:: TO DO ::
Copy each line below without leaving any out.

[Start of GIVEN DATA]

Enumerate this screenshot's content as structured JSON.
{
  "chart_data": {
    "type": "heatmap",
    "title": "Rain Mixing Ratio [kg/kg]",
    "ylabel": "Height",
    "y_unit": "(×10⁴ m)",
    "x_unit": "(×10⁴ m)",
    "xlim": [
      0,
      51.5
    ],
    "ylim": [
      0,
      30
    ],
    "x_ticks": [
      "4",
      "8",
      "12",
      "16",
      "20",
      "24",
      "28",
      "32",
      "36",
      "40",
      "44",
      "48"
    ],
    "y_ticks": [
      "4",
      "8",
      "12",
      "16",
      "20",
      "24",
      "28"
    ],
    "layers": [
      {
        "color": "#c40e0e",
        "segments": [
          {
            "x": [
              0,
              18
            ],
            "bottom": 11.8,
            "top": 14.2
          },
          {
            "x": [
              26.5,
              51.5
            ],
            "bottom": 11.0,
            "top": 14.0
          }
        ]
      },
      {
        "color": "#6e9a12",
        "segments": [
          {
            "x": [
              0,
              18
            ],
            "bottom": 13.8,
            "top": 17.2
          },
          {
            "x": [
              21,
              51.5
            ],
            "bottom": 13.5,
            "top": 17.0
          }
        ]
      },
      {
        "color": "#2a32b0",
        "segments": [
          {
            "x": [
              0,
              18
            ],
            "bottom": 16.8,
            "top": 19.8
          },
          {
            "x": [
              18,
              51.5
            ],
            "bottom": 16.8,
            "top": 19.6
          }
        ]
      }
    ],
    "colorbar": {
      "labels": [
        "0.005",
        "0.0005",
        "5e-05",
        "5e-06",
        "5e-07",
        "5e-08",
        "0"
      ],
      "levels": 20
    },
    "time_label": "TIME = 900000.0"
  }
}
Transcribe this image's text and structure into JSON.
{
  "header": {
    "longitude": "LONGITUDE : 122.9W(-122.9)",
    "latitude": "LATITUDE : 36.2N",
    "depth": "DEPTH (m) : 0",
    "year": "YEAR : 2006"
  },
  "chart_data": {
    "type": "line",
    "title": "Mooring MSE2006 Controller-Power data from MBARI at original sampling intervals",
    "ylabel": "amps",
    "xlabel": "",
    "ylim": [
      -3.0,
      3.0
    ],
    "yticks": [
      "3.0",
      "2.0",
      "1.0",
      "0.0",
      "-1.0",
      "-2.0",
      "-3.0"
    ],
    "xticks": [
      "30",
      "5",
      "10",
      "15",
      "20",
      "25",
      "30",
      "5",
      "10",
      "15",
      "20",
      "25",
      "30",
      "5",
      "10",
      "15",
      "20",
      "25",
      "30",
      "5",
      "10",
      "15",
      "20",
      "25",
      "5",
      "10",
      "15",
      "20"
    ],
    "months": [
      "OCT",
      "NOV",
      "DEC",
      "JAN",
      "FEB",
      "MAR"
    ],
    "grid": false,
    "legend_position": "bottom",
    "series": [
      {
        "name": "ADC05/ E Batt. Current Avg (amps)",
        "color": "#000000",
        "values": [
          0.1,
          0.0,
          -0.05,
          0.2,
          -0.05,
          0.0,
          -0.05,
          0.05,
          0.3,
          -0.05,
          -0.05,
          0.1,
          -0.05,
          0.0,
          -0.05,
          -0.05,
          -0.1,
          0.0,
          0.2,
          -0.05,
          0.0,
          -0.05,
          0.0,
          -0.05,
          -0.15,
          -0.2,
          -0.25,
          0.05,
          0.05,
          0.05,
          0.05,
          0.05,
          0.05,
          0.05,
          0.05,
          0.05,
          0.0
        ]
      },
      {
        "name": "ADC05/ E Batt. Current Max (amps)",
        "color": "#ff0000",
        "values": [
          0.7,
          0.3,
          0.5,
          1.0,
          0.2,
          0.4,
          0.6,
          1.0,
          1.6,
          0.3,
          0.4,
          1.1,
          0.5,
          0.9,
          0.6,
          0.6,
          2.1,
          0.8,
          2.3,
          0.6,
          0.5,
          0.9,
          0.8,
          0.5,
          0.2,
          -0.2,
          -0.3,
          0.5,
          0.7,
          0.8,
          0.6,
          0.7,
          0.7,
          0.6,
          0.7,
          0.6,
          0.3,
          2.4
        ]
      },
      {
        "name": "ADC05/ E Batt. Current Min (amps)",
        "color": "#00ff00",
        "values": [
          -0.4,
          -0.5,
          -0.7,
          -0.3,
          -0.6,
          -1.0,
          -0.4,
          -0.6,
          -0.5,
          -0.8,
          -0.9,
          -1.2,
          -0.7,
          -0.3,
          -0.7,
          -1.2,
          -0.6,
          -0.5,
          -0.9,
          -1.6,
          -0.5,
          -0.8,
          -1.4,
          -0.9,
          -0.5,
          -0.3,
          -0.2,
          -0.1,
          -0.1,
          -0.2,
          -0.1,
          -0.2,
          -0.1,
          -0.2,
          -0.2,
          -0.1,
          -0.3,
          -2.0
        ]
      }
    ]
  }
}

[End of GIVEN DATA]

:: EXERCISE SOLUTION ::
Enumerate this screenshot's content as structured JSON.
{
  "chart_data": {
    "type": "heatmap",
    "title": "Rain Mixing Ratio [kg/kg]",
    "ylabel": "Height",
    "y_unit": "(×10⁴ m)",
    "x_unit": "(×10⁴ m)",
    "xlim": [
      0,
      51.5
    ],
    "ylim": [
      0,
      30
    ],
    "x_ticks": [
      "4",
      "8",
      "12",
      "16",
      "20",
      "24",
      "28",
      "32",
      "36",
      "40",
      "44",
      "48"
    ],
    "y_ticks": [
      "4",
      "8",
      "12",
      "16",
      "20",
      "24",
      "28"
    ],
    "layers": [
      {
        "color": "#c40e0e",
        "segments": [
          {
            "x": [
              0,
              18
            ],
            "bottom": 11.8,
            "top": 14.2
          },
          {
            "x": [
              26.5,
              51.5
            ],
            "bottom": 11.0,
            "top": 14.0
          }
        ]
      },
      {
        "color": "#6e9a12",
        "segments": [
          {
            "x": [
              0,
              18
            ],
            "bottom": 13.8,
            "top": 17.2
          },
          {
            "x": [
              21,
              51.5
            ],
            "bottom": 13.5,
            "top": 17.0
          }
        ]
      },
      {
        "color": "#2a32b0",
        "segments": [
          {
            "x": [
              0,
              18
            ],
            "bottom": 16.8,
            "top": 19.8
          },
          {
            "x": [
              18,
              51.5
            ],
            "bottom": 16.8,
            "top": 19.6
          }
        ]
      }
    ],
    "colorbar": {
      "labels": [
        "0.005",
        "0.0005",
        "5e-05",
        "5e-06",
        "5e-07",
        "5e-08",
        "0"
      ],
      "levels": 20
    },
    "time_label": "TIME = 900000.0"
  }
}
Transcribe this image's text and structure into JSON.
{
  "header": {
    "longitude": "LONGITUDE : 122.9W(-122.9)",
    "latitude": "LATITUDE : 36.2N",
    "depth": "DEPTH (m) : 0",
    "year": "YEAR : 2006"
  },
  "chart_data": {
    "type": "line",
    "title": "Mooring MSE2006 Controller-Power data from MBARI at original sampling intervals",
    "ylabel": "amps",
    "xlabel": "",
    "ylim": [
      -3.0,
      3.0
    ],
    "yticks": [
      "3.0",
      "2.0",
      "1.0",
      "0.0",
      "-1.0",
      "-2.0",
      "-3.0"
    ],
    "xticks": [
      "30",
      "5",
      "10",
      "15",
      "20",
      "25",
      "30",
      "5",
      "10",
      "15",
      "20",
      "25",
      "30",
      "5",
      "10",
      "15",
      "20",
      "25",
      "30",
      "5",
      "10",
      "15",
      "20",
      "25",
      "5",
      "10",
      "15",
      "20"
    ],
    "months": [
      "OCT",
      "NOV",
      "DEC",
      "JAN",
      "FEB",
      "MAR"
    ],
    "grid": false,
    "legend_position": "bottom",
    "series": [
      {
        "name": "ADC05/ E Batt. Current Avg (amps)",
        "color": "#000000",
        "values": [
          0.1,
          0.0,
          -0.05,
          0.2,
          -0.05,
          0.0,
          -0.05,
          0.05,
          0.3,
          -0.05,
          -0.05,
          0.1,
          -0.05,
          0.0,
          -0.05,
          -0.05,
          -0.1,
          0.0,
          0.2,
          -0.05,
          0.0,
          -0.05,
          0.0,
          -0.05,
          -0.15,
          -0.2,
          -0.25,
          0.05,
          0.05,
          0.05,
          0.05,
          0.05,
          0.05,
          0.05,
          0.05,
          0.05,
          0.0
        ]
      },
      {
        "name": "ADC05/ E Batt. Current Max (amps)",
        "color": "#ff0000",
        "values": [
          0.7,
          0.3,
          0.5,
          1.0,
          0.2,
          0.4,
          0.6,
          1.0,
          1.6,
          0.3,
          0.4,
          1.1,
          0.5,
          0.9,
          0.6,
          0.6,
          2.1,
          0.8,
          2.3,
          0.6,
          0.5,
          0.9,
          0.8,
          0.5,
          0.2,
          -0.2,
          -0.3,
          0.5,
          0.7,
          0.8,
          0.6,
          0.7,
          0.7,
          0.6,
          0.7,
          0.6,
          0.3,
          2.4
        ]
      },
      {
        "name": "ADC05/ E Batt. Current Min (amps)",
        "color": "#00ff00",
        "values": [
          -0.4,
          -0.5,
          -0.7,
          -0.3,
          -0.6,
          -1.0,
          -0.4,
          -0.6,
          -0.5,
          -0.8,
          -0.9,
          -1.2,
          -0.7,
          -0.3,
          -0.7,
          -1.2,
          -0.6,
          -0.5,
          -0.9,
          -1.6,
          -0.5,
          -0.8,
          -1.4,
          -0.9,
          -0.5,
          -0.3,
          -0.2,
          -0.1,
          -0.1,
          -0.2,
          -0.1,
          -0.2,
          -0.1,
          -0.2,
          -0.2,
          -0.1,
          -0.3,
          -2.0
        ]
      }
    ]
  }
}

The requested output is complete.